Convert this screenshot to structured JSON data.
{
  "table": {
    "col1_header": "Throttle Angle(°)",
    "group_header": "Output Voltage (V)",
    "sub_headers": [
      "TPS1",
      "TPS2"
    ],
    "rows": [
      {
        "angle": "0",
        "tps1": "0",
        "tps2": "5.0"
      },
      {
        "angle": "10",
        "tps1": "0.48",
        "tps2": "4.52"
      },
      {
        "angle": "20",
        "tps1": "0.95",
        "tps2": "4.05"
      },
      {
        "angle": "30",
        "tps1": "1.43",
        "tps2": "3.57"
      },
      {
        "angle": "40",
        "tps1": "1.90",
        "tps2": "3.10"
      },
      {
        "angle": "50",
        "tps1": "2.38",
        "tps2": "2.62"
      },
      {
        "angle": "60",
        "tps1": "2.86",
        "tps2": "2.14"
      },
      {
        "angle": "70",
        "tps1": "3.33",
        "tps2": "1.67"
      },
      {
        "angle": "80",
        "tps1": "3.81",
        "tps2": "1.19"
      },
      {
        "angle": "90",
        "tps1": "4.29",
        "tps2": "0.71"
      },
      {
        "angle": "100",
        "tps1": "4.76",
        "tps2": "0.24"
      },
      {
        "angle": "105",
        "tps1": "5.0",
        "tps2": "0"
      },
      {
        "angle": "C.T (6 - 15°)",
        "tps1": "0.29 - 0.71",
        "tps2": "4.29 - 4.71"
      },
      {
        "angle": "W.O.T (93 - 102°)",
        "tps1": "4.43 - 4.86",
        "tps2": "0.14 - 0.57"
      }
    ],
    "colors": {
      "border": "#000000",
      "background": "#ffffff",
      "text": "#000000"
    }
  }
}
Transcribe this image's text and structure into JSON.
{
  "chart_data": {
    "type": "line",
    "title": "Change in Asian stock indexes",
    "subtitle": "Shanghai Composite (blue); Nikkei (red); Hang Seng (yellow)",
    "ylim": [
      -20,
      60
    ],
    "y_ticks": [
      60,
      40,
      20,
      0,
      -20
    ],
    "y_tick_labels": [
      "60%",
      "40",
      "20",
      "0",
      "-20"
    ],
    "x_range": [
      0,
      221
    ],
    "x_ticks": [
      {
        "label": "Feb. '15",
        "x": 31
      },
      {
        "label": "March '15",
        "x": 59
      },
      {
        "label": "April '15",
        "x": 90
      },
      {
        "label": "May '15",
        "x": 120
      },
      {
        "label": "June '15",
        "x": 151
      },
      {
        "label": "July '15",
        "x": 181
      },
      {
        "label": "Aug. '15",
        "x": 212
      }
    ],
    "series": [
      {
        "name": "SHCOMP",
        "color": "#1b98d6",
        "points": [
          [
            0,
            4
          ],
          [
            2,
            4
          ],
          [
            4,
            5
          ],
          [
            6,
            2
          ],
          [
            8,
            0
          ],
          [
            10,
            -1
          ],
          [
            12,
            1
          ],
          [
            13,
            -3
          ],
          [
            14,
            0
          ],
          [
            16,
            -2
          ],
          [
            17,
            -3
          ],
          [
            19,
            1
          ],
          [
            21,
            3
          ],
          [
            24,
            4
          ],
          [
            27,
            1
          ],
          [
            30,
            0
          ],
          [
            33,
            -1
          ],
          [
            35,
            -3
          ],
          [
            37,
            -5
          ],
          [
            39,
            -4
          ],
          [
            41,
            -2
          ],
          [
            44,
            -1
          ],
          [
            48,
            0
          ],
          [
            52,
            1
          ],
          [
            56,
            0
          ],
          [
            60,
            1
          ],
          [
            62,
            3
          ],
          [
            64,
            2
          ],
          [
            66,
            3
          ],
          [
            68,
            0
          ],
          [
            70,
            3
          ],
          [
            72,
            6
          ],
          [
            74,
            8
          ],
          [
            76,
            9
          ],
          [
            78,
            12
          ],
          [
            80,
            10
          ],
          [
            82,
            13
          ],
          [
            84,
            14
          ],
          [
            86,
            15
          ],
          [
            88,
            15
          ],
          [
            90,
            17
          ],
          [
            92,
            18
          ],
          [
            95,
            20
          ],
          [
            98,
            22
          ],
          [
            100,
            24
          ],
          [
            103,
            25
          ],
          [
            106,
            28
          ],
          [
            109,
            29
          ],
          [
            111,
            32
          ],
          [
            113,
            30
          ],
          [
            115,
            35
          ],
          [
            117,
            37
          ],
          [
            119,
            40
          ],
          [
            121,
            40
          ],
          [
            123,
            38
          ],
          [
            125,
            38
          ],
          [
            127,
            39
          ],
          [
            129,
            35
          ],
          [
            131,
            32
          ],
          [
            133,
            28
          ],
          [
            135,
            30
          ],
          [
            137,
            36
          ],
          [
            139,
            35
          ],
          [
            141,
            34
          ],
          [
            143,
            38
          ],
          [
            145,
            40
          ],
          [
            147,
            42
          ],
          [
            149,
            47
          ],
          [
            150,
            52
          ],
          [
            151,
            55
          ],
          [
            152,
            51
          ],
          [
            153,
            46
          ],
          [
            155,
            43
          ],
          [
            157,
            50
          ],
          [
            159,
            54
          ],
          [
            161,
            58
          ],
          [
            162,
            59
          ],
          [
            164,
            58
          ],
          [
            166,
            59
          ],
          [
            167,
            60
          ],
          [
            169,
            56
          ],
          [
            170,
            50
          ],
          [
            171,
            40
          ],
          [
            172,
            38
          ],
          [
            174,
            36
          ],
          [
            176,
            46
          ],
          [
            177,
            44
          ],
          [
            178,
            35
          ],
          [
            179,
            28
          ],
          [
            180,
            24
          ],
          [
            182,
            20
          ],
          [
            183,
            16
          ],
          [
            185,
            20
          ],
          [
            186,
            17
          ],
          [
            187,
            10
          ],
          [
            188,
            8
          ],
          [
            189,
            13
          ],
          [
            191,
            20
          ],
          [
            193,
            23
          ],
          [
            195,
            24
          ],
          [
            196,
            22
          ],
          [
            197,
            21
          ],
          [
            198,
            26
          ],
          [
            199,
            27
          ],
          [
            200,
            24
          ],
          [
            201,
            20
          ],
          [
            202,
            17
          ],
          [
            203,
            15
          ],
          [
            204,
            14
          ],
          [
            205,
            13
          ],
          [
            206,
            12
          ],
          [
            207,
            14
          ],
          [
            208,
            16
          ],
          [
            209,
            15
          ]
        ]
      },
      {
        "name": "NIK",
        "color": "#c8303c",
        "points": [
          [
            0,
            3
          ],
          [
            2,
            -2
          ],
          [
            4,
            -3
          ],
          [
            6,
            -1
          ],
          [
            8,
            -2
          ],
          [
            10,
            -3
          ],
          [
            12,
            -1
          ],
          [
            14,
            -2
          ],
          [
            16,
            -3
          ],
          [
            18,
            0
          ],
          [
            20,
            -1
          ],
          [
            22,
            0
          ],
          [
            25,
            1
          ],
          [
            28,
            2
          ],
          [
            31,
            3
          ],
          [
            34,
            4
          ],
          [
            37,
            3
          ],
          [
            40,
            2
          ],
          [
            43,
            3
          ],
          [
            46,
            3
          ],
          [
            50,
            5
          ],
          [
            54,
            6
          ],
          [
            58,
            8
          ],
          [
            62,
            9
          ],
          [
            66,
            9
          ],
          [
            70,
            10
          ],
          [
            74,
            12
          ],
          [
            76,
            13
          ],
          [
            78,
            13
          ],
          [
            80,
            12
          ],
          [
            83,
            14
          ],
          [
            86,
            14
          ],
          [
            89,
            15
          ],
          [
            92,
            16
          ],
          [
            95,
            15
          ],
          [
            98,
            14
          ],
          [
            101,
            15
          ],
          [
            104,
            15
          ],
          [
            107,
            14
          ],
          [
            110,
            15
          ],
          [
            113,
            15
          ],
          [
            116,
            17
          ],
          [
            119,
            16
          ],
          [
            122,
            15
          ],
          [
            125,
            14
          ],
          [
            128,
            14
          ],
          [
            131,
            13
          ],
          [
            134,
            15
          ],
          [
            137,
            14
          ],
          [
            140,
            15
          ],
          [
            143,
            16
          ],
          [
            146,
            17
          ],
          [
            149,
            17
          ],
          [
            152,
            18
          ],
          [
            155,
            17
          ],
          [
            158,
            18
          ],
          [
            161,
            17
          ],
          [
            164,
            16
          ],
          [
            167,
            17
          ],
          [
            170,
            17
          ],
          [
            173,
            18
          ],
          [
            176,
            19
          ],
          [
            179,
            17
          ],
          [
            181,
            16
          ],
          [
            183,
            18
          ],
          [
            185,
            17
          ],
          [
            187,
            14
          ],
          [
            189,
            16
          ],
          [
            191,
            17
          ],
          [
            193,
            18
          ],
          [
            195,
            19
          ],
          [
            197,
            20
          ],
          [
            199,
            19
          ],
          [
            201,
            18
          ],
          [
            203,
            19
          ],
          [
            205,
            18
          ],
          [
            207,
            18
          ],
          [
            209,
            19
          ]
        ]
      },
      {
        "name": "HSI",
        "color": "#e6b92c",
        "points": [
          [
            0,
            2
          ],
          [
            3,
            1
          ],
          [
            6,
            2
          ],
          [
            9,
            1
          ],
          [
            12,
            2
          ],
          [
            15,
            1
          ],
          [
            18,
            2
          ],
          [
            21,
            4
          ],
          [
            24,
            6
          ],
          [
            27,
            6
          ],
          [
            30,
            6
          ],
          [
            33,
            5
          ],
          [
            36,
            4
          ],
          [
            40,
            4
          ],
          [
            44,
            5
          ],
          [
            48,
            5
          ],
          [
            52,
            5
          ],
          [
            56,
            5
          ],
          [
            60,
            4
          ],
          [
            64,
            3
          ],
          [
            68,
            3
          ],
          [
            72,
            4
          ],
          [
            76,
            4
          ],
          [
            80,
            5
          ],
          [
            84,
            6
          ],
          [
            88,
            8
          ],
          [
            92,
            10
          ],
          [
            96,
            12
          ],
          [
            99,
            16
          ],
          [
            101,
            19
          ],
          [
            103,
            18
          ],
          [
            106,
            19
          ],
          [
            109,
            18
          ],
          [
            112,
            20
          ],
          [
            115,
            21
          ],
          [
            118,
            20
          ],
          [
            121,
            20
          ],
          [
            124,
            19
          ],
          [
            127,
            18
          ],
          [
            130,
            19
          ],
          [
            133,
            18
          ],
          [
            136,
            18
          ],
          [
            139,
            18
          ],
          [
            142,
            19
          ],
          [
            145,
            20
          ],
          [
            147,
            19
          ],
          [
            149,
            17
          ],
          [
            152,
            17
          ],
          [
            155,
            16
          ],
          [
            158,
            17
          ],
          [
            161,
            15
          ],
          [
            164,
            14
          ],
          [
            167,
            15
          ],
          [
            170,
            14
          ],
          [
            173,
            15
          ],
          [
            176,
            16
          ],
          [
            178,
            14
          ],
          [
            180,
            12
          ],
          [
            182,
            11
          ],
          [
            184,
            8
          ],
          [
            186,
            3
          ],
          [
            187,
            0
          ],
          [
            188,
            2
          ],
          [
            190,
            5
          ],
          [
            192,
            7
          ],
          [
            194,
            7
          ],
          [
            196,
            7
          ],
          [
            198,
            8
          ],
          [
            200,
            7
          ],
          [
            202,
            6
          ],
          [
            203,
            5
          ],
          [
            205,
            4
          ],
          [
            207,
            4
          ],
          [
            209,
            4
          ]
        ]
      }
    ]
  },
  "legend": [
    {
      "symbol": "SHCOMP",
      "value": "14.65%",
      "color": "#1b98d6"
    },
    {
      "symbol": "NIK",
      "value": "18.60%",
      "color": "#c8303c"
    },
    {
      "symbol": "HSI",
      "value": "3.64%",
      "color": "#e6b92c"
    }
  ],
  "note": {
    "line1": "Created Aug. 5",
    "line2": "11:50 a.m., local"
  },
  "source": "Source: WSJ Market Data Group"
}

Written task. List every line in the records above that contains the word "symbol".

Expected answer.
      "symbol": "SHCOMP",
      "symbol": "NIK",
      "symbol": "HSI",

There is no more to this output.